(Extracted data entries)
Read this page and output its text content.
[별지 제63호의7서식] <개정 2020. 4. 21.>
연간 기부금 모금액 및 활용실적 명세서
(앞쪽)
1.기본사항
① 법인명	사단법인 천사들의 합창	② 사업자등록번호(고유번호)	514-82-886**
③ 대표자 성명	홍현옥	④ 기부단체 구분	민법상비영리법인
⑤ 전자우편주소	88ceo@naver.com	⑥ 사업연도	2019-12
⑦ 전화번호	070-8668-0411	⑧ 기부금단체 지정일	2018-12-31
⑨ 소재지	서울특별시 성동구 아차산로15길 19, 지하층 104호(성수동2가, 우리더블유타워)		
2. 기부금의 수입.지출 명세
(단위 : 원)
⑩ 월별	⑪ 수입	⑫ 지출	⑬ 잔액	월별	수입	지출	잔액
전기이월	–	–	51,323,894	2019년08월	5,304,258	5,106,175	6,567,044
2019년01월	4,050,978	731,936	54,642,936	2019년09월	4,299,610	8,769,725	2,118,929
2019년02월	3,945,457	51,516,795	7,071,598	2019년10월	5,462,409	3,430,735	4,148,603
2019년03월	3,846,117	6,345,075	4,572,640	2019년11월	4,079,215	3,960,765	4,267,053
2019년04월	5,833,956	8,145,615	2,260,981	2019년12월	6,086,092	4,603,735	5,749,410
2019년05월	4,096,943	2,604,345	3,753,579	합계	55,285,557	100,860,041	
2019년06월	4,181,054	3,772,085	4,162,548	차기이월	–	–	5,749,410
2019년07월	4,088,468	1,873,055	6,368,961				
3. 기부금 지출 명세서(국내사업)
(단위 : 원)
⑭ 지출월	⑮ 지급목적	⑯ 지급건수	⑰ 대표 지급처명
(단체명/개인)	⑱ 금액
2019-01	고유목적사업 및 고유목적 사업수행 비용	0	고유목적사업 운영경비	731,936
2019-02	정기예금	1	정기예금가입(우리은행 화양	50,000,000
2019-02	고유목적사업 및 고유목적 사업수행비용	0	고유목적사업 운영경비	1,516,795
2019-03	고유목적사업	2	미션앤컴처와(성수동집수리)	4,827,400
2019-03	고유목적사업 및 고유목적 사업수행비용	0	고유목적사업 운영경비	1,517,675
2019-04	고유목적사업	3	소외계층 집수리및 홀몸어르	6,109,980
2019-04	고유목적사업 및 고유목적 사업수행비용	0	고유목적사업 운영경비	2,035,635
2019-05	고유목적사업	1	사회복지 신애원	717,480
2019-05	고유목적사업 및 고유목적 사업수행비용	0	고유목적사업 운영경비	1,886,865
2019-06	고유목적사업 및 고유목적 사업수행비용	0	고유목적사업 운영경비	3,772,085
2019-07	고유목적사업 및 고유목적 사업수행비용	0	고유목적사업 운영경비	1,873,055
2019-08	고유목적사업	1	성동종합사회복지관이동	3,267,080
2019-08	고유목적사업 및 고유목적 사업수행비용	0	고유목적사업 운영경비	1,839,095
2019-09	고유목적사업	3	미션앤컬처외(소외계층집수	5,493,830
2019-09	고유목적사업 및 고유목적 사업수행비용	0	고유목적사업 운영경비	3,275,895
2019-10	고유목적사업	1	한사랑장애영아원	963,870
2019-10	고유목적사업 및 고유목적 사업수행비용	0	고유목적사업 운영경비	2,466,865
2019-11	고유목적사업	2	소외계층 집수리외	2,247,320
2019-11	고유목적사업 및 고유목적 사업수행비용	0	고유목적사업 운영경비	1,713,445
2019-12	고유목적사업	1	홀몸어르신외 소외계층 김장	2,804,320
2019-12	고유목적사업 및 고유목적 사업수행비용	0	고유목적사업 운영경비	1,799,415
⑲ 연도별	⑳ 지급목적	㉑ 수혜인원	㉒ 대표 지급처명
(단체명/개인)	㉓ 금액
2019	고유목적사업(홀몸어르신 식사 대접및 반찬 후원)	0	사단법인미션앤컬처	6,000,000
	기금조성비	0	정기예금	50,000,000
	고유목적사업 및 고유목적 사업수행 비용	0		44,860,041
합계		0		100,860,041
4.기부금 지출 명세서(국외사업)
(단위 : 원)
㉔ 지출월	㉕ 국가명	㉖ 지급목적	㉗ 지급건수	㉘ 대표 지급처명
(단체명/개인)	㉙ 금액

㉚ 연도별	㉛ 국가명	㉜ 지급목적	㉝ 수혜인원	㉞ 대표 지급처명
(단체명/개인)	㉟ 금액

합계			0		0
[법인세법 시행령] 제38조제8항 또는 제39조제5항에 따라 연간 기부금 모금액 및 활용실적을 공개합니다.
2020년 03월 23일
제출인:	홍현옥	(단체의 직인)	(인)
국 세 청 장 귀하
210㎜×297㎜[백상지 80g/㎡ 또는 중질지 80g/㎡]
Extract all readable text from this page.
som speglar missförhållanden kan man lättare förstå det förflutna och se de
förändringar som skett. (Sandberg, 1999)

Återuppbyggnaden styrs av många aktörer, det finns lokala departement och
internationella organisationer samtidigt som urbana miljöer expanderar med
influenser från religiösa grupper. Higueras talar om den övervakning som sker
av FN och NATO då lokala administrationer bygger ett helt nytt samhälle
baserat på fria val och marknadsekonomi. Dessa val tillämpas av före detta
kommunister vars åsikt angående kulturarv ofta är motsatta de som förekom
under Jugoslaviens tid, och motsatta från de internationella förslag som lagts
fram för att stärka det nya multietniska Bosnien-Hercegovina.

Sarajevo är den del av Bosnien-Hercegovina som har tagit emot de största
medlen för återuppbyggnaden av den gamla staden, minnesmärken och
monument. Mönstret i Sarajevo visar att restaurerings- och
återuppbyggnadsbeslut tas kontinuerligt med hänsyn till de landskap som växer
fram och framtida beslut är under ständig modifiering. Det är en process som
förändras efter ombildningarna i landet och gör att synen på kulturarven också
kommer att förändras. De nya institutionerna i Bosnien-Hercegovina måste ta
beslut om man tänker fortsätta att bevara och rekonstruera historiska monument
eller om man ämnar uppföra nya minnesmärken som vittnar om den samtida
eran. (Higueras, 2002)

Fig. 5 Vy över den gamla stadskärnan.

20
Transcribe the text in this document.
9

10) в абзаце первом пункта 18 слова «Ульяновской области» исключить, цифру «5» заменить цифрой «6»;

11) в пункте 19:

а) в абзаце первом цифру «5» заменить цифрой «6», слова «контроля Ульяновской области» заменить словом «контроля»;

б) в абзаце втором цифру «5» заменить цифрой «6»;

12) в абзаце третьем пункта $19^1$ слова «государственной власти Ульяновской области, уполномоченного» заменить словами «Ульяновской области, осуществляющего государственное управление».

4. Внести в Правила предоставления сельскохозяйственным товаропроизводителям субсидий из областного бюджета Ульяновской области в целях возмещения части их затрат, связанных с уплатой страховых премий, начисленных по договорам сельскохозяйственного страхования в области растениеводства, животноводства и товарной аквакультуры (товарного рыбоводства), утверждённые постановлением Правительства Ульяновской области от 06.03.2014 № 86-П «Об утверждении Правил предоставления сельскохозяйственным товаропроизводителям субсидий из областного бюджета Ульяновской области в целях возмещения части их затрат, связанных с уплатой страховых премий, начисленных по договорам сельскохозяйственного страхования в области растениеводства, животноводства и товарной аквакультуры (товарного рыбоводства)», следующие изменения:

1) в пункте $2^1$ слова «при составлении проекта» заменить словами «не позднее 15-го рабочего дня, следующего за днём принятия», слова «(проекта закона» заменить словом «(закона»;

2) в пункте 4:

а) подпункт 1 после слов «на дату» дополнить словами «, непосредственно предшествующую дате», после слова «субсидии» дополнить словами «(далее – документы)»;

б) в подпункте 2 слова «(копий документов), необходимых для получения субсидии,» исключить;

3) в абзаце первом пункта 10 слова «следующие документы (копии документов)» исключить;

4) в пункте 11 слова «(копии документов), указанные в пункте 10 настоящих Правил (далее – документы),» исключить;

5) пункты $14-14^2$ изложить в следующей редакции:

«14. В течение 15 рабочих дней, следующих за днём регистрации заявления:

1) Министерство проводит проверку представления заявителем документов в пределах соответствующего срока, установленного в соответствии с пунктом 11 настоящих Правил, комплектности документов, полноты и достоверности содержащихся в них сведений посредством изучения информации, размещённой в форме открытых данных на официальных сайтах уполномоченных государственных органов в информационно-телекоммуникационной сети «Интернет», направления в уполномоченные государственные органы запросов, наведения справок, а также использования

Task to carry out:
Count the lines of the data that include the string "page", and give only that number.

Exercise solution:
2